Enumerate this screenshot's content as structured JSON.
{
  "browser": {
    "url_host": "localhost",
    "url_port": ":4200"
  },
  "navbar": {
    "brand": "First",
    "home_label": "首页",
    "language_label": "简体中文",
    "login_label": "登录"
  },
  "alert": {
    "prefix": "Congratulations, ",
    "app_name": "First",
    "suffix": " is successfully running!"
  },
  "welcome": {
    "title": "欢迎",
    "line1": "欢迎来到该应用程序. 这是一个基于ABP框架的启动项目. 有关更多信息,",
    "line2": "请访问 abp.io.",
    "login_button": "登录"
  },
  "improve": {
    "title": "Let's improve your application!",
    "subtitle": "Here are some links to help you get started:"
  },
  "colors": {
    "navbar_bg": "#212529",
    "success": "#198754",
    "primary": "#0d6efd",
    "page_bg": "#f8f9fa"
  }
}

What you need to do —
Copy out every line from the records that has the word "improve".

Result of this exercise —
  "improve": {
    "title": "Let's improve your application!",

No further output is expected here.